WRITTEN REQUEST
Collect all lines from the listing that include the string "moving".

RAW DATA
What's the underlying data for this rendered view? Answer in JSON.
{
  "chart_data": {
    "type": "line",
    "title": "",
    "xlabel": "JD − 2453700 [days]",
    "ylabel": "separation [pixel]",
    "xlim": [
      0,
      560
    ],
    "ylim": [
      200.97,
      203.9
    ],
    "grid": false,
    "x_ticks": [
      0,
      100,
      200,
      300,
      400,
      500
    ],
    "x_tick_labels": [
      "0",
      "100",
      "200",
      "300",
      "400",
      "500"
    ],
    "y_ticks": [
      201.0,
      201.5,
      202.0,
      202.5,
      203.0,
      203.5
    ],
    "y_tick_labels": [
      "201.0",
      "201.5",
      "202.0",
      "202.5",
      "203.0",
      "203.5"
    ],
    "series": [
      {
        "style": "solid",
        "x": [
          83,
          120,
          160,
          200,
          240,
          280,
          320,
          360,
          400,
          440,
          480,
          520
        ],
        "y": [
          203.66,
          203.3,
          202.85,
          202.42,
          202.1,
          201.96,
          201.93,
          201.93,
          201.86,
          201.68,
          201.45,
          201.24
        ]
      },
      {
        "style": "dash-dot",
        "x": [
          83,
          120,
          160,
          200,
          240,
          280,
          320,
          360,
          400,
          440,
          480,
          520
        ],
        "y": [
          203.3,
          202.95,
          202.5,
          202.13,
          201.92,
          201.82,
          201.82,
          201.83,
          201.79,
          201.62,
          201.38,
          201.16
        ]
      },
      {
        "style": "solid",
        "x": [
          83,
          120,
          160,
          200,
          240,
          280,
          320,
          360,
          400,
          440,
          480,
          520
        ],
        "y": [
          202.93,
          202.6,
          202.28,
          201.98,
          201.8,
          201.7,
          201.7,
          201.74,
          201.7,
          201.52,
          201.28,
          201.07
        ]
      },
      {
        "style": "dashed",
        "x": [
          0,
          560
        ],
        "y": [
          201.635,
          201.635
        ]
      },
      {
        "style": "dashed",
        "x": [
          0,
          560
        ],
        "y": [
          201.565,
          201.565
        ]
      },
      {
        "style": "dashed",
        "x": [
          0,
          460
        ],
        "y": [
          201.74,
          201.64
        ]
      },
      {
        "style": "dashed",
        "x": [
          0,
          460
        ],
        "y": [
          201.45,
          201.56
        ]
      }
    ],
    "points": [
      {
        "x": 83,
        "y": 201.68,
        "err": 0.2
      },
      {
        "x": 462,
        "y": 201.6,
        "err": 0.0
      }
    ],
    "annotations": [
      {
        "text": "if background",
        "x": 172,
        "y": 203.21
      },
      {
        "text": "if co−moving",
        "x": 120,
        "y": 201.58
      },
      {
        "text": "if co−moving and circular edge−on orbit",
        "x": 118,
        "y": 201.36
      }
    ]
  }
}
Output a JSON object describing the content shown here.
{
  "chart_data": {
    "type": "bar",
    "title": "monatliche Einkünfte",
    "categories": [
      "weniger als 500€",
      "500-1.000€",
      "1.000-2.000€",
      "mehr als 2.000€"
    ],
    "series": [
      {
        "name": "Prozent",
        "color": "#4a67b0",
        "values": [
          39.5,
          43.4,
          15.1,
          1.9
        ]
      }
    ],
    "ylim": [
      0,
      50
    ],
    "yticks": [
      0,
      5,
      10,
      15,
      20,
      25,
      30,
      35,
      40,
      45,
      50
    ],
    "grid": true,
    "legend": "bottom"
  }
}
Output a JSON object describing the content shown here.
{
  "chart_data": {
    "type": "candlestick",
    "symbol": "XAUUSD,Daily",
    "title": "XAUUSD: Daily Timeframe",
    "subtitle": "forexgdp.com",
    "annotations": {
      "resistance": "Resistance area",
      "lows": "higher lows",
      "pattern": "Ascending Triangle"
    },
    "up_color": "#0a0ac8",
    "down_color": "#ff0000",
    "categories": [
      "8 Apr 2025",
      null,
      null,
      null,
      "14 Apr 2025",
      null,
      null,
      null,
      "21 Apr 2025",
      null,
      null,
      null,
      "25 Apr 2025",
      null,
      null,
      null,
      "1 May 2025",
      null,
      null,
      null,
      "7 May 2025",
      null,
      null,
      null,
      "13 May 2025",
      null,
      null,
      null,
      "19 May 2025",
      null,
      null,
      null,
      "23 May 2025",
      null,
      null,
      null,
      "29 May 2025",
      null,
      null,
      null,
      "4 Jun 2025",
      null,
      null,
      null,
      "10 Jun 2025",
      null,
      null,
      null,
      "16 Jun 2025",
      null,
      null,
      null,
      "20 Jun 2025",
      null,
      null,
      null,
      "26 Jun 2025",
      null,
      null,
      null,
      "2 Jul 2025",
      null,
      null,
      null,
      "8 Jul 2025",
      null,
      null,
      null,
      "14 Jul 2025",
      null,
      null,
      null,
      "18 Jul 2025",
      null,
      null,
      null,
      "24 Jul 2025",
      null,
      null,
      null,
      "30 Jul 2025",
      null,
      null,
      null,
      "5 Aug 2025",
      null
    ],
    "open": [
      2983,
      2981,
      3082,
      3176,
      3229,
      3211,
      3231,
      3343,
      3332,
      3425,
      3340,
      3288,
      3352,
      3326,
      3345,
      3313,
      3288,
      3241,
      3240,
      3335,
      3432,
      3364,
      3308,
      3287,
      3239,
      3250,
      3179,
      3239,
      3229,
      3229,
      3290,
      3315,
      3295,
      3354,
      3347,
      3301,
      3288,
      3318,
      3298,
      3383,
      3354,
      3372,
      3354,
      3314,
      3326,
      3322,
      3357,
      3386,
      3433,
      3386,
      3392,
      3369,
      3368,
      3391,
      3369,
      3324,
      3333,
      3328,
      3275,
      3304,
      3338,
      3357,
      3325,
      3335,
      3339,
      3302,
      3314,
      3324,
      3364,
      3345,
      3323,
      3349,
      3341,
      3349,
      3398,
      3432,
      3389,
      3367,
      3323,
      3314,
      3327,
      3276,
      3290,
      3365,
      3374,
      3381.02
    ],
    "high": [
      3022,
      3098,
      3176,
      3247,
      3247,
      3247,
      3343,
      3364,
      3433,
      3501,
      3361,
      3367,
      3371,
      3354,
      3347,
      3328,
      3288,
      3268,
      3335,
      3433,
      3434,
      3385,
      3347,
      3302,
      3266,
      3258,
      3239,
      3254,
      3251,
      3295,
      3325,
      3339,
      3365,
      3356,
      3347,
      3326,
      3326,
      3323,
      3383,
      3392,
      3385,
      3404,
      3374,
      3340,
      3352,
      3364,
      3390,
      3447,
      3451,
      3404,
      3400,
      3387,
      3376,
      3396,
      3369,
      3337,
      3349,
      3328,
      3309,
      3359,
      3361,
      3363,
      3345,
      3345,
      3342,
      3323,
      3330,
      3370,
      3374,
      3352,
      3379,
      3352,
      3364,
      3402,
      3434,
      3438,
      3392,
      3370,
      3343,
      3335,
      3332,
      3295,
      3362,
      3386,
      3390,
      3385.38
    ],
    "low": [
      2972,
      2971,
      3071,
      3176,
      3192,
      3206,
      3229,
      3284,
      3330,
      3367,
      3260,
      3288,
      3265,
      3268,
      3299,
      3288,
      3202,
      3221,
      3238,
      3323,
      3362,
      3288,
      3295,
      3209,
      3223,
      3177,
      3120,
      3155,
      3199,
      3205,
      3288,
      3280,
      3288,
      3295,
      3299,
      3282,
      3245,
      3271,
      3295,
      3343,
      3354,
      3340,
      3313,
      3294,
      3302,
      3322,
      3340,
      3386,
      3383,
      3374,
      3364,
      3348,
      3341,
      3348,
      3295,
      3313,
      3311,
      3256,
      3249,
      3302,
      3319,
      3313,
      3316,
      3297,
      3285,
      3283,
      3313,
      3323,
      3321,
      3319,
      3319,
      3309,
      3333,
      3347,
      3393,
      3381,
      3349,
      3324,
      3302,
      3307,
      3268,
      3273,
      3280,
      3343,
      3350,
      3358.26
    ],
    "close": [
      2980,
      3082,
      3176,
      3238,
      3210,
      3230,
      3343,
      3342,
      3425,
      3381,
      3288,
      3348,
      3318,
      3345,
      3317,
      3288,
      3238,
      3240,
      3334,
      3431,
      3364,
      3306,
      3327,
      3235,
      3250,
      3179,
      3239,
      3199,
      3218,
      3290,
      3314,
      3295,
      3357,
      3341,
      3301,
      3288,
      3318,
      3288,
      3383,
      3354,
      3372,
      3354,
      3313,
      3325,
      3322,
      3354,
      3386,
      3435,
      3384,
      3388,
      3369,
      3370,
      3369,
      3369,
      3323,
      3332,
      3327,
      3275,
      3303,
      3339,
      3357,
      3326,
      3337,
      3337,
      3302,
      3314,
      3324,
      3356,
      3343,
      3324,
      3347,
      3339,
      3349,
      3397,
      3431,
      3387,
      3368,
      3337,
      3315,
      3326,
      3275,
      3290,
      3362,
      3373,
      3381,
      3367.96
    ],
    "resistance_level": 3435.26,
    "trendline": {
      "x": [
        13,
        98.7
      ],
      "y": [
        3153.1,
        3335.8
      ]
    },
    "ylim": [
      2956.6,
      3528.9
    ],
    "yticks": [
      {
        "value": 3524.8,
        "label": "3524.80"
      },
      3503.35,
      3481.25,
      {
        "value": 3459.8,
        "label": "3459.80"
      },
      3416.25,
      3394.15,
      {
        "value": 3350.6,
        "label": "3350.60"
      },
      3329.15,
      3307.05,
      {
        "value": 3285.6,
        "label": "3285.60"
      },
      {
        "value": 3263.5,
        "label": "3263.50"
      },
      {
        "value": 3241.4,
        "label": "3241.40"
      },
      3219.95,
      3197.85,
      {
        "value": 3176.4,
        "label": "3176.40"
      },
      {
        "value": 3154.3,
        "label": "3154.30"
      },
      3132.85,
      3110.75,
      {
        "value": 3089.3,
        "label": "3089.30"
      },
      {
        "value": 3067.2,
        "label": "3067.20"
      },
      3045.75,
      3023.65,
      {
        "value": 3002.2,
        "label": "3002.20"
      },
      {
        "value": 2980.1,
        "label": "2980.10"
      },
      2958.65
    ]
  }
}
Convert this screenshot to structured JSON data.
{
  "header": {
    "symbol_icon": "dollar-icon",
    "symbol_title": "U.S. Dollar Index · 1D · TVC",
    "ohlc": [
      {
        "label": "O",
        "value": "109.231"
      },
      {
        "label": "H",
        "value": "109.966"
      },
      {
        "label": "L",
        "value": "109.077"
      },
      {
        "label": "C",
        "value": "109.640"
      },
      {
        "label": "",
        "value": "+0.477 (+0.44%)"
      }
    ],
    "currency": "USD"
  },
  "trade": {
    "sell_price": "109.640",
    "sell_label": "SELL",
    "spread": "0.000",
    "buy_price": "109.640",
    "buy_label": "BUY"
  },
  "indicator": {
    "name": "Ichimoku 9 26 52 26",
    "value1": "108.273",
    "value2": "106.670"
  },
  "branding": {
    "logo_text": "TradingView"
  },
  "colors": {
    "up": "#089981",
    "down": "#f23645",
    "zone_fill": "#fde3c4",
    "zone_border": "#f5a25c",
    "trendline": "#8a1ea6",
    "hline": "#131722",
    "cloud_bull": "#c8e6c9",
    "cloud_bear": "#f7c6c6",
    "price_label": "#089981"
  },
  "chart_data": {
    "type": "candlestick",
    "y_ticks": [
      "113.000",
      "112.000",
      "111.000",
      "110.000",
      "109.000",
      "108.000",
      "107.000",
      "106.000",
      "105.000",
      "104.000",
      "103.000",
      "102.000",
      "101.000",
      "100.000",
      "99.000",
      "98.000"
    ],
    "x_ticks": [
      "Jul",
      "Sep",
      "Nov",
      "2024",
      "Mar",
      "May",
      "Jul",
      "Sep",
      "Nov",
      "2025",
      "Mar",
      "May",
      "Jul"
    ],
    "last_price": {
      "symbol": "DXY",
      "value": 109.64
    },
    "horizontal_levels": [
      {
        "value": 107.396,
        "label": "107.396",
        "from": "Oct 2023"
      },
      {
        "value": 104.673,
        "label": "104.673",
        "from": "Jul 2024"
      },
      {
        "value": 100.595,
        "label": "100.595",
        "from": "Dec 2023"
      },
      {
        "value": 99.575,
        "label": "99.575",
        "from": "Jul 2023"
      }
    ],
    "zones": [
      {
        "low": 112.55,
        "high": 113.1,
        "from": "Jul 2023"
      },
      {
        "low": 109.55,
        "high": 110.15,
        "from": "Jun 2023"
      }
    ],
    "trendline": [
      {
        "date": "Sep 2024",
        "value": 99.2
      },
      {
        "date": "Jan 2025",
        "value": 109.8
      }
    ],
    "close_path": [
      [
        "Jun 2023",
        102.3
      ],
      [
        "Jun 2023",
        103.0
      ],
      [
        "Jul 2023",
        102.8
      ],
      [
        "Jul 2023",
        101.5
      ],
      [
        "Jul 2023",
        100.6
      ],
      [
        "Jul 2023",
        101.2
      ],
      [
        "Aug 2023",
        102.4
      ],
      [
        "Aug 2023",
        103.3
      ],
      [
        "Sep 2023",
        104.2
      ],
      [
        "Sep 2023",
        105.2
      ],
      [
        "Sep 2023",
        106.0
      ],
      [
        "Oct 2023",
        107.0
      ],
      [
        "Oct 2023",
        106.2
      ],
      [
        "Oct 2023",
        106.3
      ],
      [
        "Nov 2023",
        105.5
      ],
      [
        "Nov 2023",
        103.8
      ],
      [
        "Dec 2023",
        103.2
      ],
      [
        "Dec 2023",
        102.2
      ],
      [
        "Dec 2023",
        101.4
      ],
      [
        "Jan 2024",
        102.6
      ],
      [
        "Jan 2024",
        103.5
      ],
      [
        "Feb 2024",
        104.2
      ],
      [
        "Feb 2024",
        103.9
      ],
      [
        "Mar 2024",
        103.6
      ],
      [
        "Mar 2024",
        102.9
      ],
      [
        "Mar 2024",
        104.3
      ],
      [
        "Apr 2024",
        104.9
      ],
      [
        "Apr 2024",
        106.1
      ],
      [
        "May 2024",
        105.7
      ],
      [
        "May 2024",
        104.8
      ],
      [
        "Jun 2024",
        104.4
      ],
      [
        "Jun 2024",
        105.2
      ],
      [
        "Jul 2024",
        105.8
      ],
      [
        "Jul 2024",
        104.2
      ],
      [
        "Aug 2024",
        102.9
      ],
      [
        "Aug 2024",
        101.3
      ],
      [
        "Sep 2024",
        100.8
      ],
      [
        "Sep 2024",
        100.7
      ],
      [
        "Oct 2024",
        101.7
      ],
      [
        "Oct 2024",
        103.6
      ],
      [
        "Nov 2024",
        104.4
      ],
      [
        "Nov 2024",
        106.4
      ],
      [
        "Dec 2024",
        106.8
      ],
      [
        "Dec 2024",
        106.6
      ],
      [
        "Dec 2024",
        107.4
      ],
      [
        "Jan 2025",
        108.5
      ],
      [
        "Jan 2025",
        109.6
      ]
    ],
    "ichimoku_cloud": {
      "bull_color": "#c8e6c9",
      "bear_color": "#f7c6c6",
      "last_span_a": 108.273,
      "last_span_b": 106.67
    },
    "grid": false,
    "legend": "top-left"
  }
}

FULL RESPONSE
        "text": "if co−moving",
        "text": "if co−moving and circular edge−on orbit",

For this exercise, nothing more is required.